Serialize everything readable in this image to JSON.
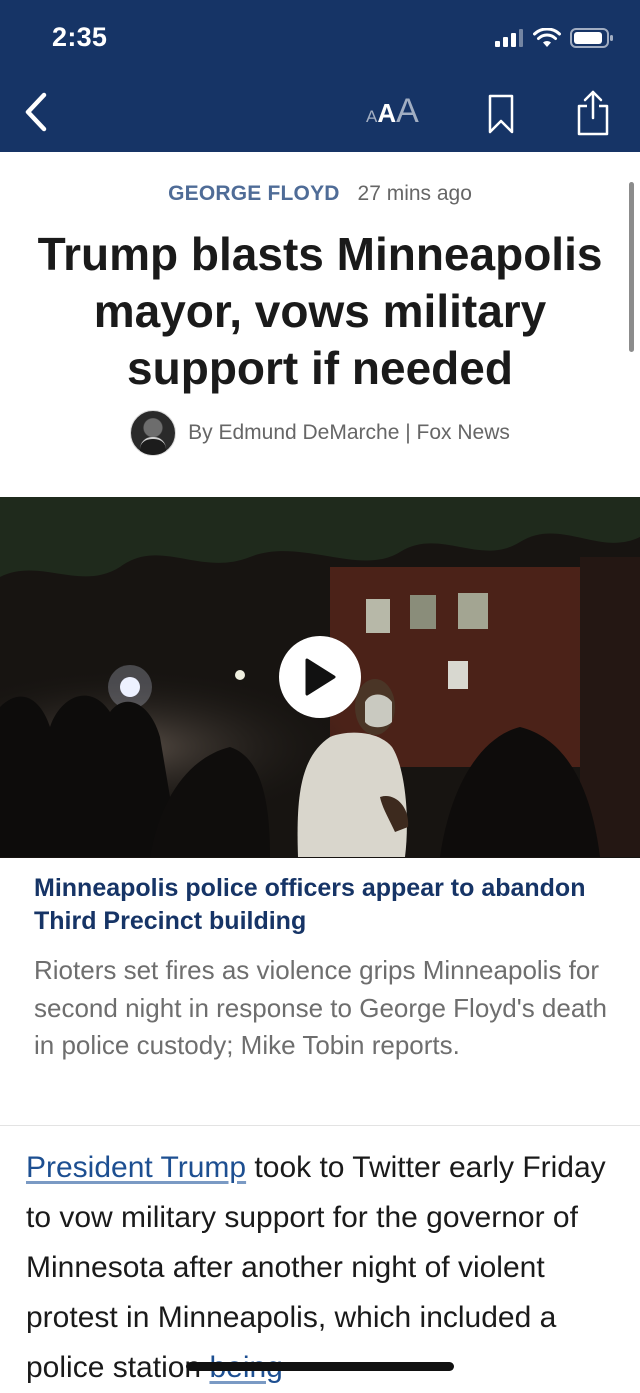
{
  "status_bar": {
    "time": "2:35"
  },
  "toolbar": {
    "font_size_small": "A",
    "font_size_medium": "A",
    "font_size_large": "A"
  },
  "article": {
    "category": "GEORGE FLOYD",
    "time_ago": "27 mins ago",
    "headline": "Trump blasts Minneapolis mayor, vows military support if needed",
    "byline": "By Edmund DeMarche | Fox News"
  },
  "video": {
    "title": "Minneapolis police officers appear to abandon Third Precinct building",
    "description": "Rioters set fires as violence grips Minneapolis for second night in response to George Floyd's death in police custody; Mike Tobin reports."
  },
  "body": {
    "link_text": "President Trump",
    "text_part1": " took to Twitter early Friday to vow military support for the governor of Minnesota after another night of violent protest in Minneapolis, which included a police station ",
    "link_text_2": "being"
  },
  "colors": {
    "header_bg": "#163466",
    "category": "#4f6c97",
    "video_title": "#163466",
    "link": "#1d4f91"
  },
  "icons": {
    "back": "chevron-left-icon",
    "bookmark": "bookmark-icon",
    "share": "share-icon",
    "play": "play-icon"
  }
}
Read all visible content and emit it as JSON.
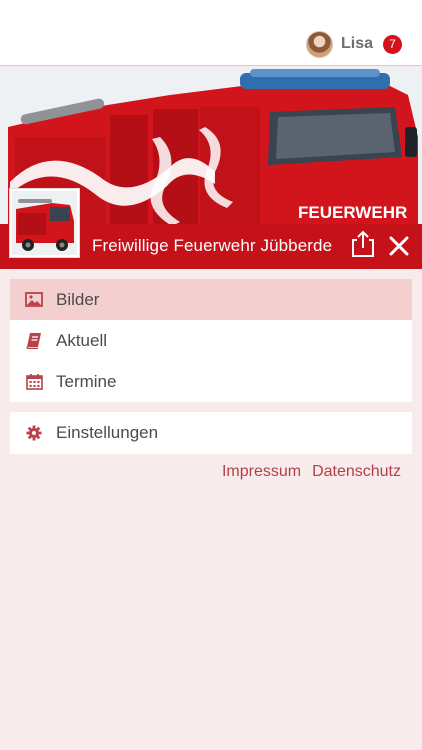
{
  "header": {
    "user_name": "Lisa",
    "notification_count": "7"
  },
  "banner": {
    "vehicle_lettering": "FEUERWEHR"
  },
  "titlebar": {
    "org_name": "Freiwillige Feuerwehr Jübberde"
  },
  "menu": {
    "items": [
      {
        "label": "Bilder",
        "icon": "image-icon",
        "active": true
      },
      {
        "label": "Aktuell",
        "icon": "book-icon",
        "active": false
      },
      {
        "label": "Termine",
        "icon": "calendar-icon",
        "active": false
      }
    ],
    "settings": {
      "label": "Einstellungen",
      "icon": "gear-icon"
    }
  },
  "footer": {
    "impressum": "Impressum",
    "datenschutz": "Datenschutz"
  },
  "colors": {
    "brand_red": "#c4111a",
    "icon_red": "#b8434b",
    "background": "#f8ebeb",
    "active_row": "#f3d0cf"
  }
}
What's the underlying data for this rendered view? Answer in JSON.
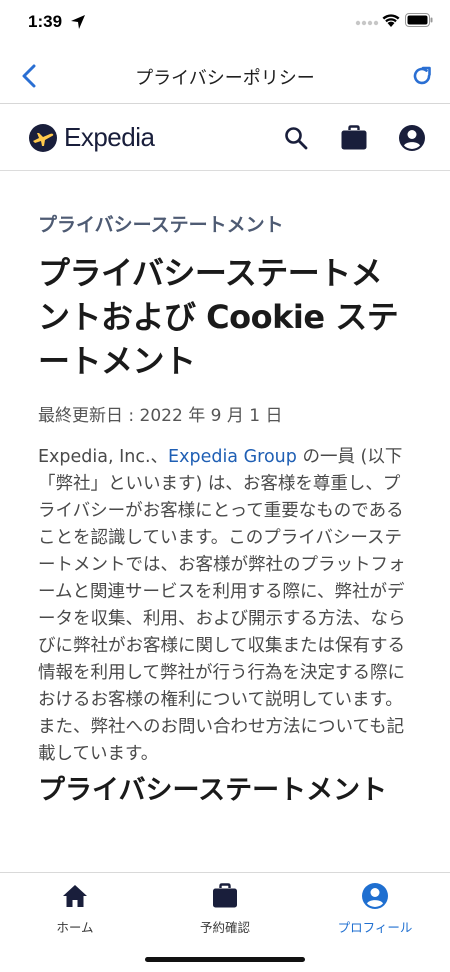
{
  "status_bar": {
    "time": "1:39"
  },
  "nav": {
    "title": "プライバシーポリシー",
    "icons": [
      "back-icon",
      "refresh-icon"
    ]
  },
  "header": {
    "logo_text": "Expedia",
    "icons": [
      "search-icon",
      "briefcase-icon",
      "account-icon"
    ]
  },
  "content": {
    "eyebrow": "プライバシーステートメント",
    "title": "プライバシーステートメントおよび Cookie ステートメント",
    "last_updated": "最終更新日 : 2022 年 9 月 1 日",
    "body_before_link": "Expedia, Inc.、",
    "body_link": "Expedia Group",
    "body_after_link": " の一員 (以下「弊社」といいます) は、お客様を尊重し、プライバシーがお客様にとって重要なものであることを認識しています。このプライバシーステートメントでは、お客様が弊社のプラットフォームと関連サービスを利用する際に、弊社がデータを収集、利用、および開示する方法、ならびに弊社がお客様に関して収集または保有する情報を利用して弊社が行う行為を決定する際におけるお客様の権利について説明しています。また、弊社へのお問い合わせ方法についても記載しています。",
    "subheading": "プライバシーステートメント"
  },
  "tabs": [
    {
      "label": "ホーム",
      "icon": "home-icon",
      "active": false
    },
    {
      "label": "予約確認",
      "icon": "briefcase-icon",
      "active": false
    },
    {
      "label": "プロフィール",
      "icon": "account-icon",
      "active": true
    }
  ],
  "colors": {
    "accent": "#1f6fd0",
    "brand_navy": "#191e3b",
    "link": "#1f5fb4"
  }
}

[What needs to be done]: Quote all the records verbatim, dropping any pictures from your copy.

[Result of the task]:
Serialize everything readable in this image to JSON.
{
  "status_bar": {
    "time": "2:35"
  },
  "toolbar": {
    "font_size_small": "A",
    "font_size_medium": "A",
    "font_size_large": "A"
  },
  "article": {
    "category": "GEORGE FLOYD",
    "time_ago": "27 mins ago",
    "headline": "Trump blasts Minneapolis mayor, vows military support if needed",
    "byline": "By Edmund DeMarche | Fox News"
  },
  "video": {
    "title": "Minneapolis police officers appear to abandon Third Precinct building",
    "description": "Rioters set fires as violence grips Minneapolis for second night in response to George Floyd's death in police custody; Mike Tobin reports."
  },
  "body": {
    "link_text": "President Trump",
    "text_part1": " took to Twitter early Friday to vow military support for the governor of Minnesota after another night of violent protest in Minneapolis, which included a police station ",
    "link_text_2": "being"
  },
  "colors": {
    "header_bg": "#163466",
    "category": "#4f6c97",
    "video_title": "#163466",
    "link": "#1d4f91"
  },
  "icons": {
    "back": "chevron-left-icon",
    "bookmark": "bookmark-icon",
    "share": "share-icon",
    "play": "play-icon"
  }
}
Read all visible content and emit it as JSON.
{
  "header": {
    "user_name": "Lisa",
    "notification_count": "7"
  },
  "banner": {
    "vehicle_lettering": "FEUERWEHR"
  },
  "titlebar": {
    "org_name": "Freiwillige Feuerwehr Jübberde"
  },
  "menu": {
    "items": [
      {
        "label": "Bilder",
        "icon": "image-icon",
        "active": true
      },
      {
        "label": "Aktuell",
        "icon": "book-icon",
        "active": false
      },
      {
        "label": "Termine",
        "icon": "calendar-icon",
        "active": false
      }
    ],
    "settings": {
      "label": "Einstellungen",
      "icon": "gear-icon"
    }
  },
  "footer": {
    "impressum": "Impressum",
    "datenschutz": "Datenschutz"
  },
  "colors": {
    "brand_red": "#c4111a",
    "icon_red": "#b8434b",
    "background": "#f8ebeb",
    "active_row": "#f3d0cf"
  }
}
What's the underlying data for this rendered view? Answer in JSON.
{
  "status_bar": {
    "time": "1:39"
  },
  "nav": {
    "title": "プライバシーポリシー",
    "icons": [
      "back-icon",
      "refresh-icon"
    ]
  },
  "header": {
    "logo_text": "Expedia",
    "icons": [
      "search-icon",
      "briefcase-icon",
      "account-icon"
    ]
  },
  "content": {
    "eyebrow": "プライバシーステートメント",
    "title": "プライバシーステートメントおよび Cookie ステートメント",
    "last_updated": "最終更新日 : 2022 年 9 月 1 日",
    "body_before_link": "Expedia, Inc.、",
    "body_link": "Expedia Group",
    "body_after_link": " の一員 (以下「弊社」といいます) は、お客様を尊重し、プライバシーがお客様にとって重要なものであることを認識しています。このプライバシーステートメントでは、お客様が弊社のプラットフォームと関連サービスを利用する際に、弊社がデータを収集、利用、および開示する方法、ならびに弊社がお客様に関して収集または保有する情報を利用して弊社が行う行為を決定する際におけるお客様の権利について説明しています。また、弊社へのお問い合わせ方法についても記載しています。",
    "subheading": "プライバシーステートメント"
  },
  "tabs": [
    {
      "label": "ホーム",
      "icon": "home-icon",
      "active": false
    },
    {
      "label": "予約確認",
      "icon": "briefcase-icon",
      "active": false
    },
    {
      "label": "プロフィール",
      "icon": "account-icon",
      "active": true
    }
  ],
  "colors": {
    "accent": "#1f6fd0",
    "brand_navy": "#191e3b",
    "link": "#1f5fb4"
  }
}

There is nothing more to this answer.